▶ [Trecho do documento]:
Os Dez Discos Essenciais do Hard Setentista: Parte II


Por Ricardo Seelig
Colecionador
Collector´s Room


Há pouco mais de um ano, Ronaldo Rodrigues, nosso colaborador e profundo conhecedor do hard rock e do progressivo dos anos 70, fez uma lista com os dez discos essenciais do hard setentista (
confira aqui).

É claro que a imensa qualidade da música produzida naqueles anos fez com que vários itens ficassem de fora da lista original do Ronaldo pela pura e simples falta de espaço. Como sou um aficcionado pelo hard dos anos setenta, resolvi listar mais dez discos que também merecem o status de “essenciais” e devem ser ouvidos por quem curte som pesado. Na verdade, acho que esse assunto rende uma série de textos, mas isso a gente desenvolve mais tarde.

Como na lista anterior, esta minha compilação também segue algumas diretrizes. A primeira, é claro, é a não inclusão de nenhum dos álbuns já abordados pelo Ronaldo. A segunda é a não inclusão de nenhum disco de bandas mais famosas, como Black Sabbath, Led Zeppelin, Deep Purple, Rainbow, Thin Lizzy e afins, porém dei uma relaxada neste aspecto, incluindo alguns discos de bandas mais conhecidas, mas não tão iconográficas. E, finalizando, optei por colocar os discos em ordem cronológica, pela data de seu lançamento.

Então, chega de papo furando e vamos ao que interessa, que é a música!

Stray – Stray (1970)

Formada em Londres em 1966, o Stray é uma daquelas bandas que chegou aos ouvidos de toda uma geração de ouvintes através do Iron Maiden. Explico: o Maiden sempre cultivou o elogiável hábito de incluir músicas inéditas como lados Bs de seus singles. Muitos desses sons eram regravações de grupos que influenciaram a banda. É nesse ponto que o Stray se encaixa. A faixa de abertura do primeiro disco do conjunto, “All in Your Mind”, foi regravada pelo Iron Maiden em 1990 e lançada como B-side do single de “Holy Smoke”.

O som do Stray é um hard encorpado, construído sobre robustos riffs de guitarra, que resulta em uma sonoridade cativante e que agrada de imediato. Um dos discos mais consistentes do hard rock setentista,
Stray é uma jóia perdida que, graças a um dos maiores nomes da história do heavy metal, vem sendo redescoberta por novos ouvintes.

November – En ny tid är här … (1970)

Este trio sueco é responsável por um dos discos mais interessantes e, paradoxalmente, menos conhecidos dos anos setenta. Natural de Estocolmo, o November era formado por Björn Inge (bateria e vocal), Christer Stalbrandt (baixo e vocal) e Richard Rolf (guitarra).

▶ [Registros fornecidos]:
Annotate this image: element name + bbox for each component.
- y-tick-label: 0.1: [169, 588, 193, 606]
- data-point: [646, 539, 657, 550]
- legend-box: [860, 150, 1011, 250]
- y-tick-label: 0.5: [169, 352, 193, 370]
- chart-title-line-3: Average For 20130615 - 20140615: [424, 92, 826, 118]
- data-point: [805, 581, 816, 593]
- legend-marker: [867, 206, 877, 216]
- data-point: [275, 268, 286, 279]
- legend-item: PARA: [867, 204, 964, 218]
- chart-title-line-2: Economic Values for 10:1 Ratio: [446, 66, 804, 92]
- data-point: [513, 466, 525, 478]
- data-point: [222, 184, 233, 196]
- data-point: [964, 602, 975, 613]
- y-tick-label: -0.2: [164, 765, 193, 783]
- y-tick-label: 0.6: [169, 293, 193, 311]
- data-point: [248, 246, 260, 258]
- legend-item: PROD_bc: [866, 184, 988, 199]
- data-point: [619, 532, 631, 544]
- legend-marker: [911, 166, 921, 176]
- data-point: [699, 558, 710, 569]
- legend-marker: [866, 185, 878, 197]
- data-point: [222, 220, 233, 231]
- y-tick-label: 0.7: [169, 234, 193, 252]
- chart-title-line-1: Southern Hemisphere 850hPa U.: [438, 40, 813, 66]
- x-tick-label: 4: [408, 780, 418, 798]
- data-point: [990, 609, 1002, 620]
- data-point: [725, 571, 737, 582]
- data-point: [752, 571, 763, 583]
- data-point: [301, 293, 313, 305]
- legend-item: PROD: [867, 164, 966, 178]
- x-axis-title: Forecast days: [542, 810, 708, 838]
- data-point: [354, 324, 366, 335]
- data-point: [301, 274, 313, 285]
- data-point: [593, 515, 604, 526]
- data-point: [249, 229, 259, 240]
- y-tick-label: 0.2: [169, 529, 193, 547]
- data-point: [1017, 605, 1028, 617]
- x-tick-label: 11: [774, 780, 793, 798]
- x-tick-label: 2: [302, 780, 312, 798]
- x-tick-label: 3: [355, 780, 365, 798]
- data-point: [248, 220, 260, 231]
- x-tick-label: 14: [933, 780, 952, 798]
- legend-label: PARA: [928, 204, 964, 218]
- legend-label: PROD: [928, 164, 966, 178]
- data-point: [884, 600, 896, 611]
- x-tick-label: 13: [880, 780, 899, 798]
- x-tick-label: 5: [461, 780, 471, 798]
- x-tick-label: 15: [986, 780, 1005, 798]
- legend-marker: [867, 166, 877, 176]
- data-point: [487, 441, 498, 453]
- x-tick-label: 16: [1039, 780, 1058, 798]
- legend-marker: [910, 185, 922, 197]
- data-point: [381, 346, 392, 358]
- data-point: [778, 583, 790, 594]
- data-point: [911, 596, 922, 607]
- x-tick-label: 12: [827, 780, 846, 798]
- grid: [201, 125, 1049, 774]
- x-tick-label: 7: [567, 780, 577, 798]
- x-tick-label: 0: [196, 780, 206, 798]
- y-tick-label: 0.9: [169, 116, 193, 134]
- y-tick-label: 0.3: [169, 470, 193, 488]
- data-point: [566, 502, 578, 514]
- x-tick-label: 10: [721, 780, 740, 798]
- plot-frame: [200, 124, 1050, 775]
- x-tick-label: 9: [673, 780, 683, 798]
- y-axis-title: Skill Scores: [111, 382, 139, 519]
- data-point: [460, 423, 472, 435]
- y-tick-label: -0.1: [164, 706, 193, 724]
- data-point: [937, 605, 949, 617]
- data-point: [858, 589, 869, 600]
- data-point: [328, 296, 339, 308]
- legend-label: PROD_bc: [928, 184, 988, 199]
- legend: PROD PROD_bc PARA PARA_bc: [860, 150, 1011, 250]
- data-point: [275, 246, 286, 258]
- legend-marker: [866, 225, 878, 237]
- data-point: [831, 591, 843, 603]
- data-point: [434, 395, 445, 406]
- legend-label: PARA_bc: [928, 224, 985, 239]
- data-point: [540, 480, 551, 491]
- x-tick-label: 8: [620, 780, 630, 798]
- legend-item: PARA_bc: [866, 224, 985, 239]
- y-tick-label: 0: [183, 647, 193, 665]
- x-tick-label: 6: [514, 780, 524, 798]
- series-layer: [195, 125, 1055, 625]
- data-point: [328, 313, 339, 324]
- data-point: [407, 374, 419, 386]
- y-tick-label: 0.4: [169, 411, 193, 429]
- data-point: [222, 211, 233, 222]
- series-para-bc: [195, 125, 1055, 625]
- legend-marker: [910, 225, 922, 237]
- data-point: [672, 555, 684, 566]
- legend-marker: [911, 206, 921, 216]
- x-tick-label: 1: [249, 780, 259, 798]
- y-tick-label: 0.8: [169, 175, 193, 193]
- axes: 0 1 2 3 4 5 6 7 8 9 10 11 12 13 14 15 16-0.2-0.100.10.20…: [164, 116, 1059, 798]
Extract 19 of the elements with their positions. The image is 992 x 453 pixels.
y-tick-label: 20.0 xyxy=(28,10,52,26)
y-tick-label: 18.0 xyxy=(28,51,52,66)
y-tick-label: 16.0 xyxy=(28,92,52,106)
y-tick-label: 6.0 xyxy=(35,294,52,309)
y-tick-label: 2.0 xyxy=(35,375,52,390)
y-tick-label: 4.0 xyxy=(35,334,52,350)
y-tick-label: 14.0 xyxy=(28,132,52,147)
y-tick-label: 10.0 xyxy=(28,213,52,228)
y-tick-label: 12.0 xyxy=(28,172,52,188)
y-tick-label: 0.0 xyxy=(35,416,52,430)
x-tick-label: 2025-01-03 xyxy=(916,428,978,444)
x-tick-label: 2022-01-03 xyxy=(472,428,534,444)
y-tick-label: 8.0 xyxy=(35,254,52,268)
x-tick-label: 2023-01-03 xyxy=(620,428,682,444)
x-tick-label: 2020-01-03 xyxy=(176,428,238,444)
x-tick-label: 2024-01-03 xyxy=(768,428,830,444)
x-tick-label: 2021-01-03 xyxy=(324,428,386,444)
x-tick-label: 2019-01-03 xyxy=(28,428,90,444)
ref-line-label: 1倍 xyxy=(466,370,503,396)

▶ [Objetivo]:
Por favor, reescreva o trecho do texto sobre o hard rock dos anos 70 começando em "Formada em Londres" e terminando em "här … (1970)", trocando "jóia" por "joia". Os registros não têm nenhum papel aqui.

▶ [Resposta]:
Formada em Londres em 1966, o Stray é uma daquelas bandas que chegou aos ouvidos de toda uma geração de ouvintes através do Iron Maiden. Explico: o Maiden sempre cultivou o elogiável hábito de incluir músicas inéditas como lados Bs de seus singles. Muitos desses sons eram regravações de grupos que influenciaram a banda. É nesse ponto que o Stray se encaixa. A faixa de abertura do primeiro disco do conjunto, “All in Your Mind”, foi regravada pelo Iron Maiden em 1990 e lançada como B-side do single de “Holy Smoke”.

O som do Stray é um hard encorpado, construído sobre robustos riffs de guitarra, que resulta em uma sonoridade cativante e que agrada de imediato. Um dos discos mais consistentes do hard rock setentista,
Stray é uma joia perdida que, graças a um dos maiores nomes da história do heavy metal, vem sendo redescoberta por novos ouvintes.

November – En ny tid är här … (1970)